Request:
Please say how many lines of the listing hold "content", with no other words in the answer.
══════════
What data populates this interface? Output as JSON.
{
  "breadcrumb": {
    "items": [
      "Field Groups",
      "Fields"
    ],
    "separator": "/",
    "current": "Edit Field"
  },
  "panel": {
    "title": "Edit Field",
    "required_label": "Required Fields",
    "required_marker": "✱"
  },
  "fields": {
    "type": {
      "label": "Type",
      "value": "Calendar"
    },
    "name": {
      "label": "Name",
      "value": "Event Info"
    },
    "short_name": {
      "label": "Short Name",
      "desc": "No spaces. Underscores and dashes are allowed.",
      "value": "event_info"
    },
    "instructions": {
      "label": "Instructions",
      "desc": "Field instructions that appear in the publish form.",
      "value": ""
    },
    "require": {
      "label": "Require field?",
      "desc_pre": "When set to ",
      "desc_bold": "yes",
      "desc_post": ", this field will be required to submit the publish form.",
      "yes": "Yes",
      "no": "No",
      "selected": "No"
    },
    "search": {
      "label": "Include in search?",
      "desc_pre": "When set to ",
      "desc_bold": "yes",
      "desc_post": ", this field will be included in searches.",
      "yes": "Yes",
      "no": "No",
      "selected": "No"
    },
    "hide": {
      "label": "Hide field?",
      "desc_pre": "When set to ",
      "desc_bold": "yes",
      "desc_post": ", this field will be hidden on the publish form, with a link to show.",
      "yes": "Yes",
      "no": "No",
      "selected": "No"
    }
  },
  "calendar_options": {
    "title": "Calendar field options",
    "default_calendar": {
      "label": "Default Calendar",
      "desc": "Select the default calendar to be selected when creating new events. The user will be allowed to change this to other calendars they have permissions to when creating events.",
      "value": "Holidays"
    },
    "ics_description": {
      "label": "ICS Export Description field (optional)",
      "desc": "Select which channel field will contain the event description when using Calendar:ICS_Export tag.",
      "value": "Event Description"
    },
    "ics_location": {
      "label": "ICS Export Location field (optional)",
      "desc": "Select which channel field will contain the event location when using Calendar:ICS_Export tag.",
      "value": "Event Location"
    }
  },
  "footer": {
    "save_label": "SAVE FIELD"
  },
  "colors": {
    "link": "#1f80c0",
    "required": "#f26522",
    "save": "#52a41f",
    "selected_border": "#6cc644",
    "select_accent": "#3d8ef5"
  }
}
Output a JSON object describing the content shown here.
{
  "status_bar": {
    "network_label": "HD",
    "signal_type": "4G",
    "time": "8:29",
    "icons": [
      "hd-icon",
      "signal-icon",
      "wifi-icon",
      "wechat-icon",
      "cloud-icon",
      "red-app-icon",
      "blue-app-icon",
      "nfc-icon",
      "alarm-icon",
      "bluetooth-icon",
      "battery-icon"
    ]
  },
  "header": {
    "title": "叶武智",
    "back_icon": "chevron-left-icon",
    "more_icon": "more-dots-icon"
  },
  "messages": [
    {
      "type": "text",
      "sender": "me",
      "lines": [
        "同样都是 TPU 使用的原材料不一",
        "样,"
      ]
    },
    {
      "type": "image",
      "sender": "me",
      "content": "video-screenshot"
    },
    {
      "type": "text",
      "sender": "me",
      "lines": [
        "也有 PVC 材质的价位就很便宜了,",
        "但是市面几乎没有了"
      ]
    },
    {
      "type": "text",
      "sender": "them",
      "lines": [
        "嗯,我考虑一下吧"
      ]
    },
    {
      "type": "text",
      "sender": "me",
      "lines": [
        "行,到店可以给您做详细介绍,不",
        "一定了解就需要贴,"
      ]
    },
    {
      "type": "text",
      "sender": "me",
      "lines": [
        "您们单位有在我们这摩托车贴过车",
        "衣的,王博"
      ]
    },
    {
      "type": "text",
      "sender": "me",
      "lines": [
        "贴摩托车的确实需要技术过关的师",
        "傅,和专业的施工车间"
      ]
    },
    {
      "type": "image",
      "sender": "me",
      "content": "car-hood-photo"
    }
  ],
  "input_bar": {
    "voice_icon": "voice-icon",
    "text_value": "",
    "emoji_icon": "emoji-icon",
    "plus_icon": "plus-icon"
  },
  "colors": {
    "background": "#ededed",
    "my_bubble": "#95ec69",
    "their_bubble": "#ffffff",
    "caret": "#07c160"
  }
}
══════════
Full solution:
3